___ GIVEN INFORMATION ___

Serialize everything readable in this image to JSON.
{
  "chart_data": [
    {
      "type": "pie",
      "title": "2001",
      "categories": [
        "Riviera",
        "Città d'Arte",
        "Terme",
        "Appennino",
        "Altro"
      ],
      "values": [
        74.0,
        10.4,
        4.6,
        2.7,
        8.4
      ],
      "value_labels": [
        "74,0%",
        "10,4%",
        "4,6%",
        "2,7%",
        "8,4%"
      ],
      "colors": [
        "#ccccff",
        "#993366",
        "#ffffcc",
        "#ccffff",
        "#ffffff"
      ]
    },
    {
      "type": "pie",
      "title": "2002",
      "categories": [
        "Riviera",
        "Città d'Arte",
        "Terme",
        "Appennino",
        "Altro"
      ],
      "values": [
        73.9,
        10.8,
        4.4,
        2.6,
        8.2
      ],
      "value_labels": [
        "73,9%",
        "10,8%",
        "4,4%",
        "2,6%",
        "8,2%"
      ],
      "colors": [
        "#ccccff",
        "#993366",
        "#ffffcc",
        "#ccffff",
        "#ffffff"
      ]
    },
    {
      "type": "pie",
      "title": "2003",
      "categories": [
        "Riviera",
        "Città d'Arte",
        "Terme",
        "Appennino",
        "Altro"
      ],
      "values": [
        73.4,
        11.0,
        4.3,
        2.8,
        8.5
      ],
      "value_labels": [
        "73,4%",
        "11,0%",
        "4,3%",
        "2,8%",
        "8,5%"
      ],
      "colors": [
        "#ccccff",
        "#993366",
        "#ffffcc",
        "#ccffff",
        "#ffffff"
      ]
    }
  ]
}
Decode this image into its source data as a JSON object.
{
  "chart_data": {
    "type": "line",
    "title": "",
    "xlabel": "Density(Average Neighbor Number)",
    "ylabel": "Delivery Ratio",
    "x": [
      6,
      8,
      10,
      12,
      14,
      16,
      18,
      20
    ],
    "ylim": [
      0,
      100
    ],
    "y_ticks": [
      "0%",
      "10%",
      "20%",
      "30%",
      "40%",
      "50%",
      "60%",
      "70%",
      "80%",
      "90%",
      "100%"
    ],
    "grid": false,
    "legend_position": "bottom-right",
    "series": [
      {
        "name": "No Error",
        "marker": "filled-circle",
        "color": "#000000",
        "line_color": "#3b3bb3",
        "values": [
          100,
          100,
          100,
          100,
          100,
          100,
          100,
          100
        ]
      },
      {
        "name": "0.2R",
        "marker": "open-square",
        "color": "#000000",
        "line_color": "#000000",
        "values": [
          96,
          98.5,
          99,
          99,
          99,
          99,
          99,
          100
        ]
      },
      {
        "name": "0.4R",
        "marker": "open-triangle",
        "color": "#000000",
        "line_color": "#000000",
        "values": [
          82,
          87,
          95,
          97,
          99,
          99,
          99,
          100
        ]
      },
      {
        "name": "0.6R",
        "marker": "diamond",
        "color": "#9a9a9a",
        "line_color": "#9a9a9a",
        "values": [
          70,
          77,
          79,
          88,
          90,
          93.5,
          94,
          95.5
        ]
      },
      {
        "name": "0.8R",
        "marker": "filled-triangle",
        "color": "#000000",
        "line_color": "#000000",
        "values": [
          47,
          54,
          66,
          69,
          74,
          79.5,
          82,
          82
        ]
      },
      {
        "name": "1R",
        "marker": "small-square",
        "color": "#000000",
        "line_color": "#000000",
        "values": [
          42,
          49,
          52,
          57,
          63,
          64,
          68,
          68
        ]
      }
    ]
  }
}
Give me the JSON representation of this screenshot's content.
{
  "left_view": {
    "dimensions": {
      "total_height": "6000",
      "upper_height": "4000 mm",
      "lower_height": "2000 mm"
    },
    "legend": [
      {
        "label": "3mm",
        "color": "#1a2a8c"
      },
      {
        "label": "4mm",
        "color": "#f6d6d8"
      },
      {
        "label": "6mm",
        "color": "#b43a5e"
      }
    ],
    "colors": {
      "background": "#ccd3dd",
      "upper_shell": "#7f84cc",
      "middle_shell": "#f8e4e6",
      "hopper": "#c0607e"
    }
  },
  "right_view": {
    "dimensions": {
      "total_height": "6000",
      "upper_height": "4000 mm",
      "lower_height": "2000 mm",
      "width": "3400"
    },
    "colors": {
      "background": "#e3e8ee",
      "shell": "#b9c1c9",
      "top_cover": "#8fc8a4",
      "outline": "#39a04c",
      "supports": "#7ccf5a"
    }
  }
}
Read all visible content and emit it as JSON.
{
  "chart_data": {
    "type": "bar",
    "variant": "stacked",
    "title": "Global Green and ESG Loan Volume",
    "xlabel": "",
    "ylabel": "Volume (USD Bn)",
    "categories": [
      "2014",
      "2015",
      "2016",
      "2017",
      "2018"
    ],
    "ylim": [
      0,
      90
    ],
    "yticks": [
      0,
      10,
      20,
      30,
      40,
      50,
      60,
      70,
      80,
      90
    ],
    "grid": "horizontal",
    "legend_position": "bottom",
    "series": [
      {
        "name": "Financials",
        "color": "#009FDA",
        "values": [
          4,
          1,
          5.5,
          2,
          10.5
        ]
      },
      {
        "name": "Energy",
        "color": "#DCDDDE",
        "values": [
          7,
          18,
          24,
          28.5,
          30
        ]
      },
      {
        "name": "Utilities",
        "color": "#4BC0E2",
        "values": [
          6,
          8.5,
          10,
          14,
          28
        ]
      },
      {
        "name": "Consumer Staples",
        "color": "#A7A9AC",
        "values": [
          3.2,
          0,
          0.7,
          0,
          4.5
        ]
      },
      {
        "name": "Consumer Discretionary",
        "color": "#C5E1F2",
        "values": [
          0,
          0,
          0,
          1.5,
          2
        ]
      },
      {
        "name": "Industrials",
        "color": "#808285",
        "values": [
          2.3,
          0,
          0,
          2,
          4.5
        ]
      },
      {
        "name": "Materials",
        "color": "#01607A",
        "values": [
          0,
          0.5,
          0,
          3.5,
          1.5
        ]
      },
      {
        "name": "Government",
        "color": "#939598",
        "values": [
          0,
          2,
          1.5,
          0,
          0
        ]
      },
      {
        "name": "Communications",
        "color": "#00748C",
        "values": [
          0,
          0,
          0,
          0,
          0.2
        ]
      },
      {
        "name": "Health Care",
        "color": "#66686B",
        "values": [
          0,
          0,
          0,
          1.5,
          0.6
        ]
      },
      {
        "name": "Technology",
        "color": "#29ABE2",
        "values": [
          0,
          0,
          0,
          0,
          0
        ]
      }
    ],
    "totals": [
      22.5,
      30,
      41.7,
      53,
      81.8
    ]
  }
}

___

■ WHAT IS EXPECTED: Filter the listing above for the string "bottom" and copy every matching line.

■ COMPLETE ANSWER:
    "legend_position": "bottom-right",
    "legend_position": "bottom",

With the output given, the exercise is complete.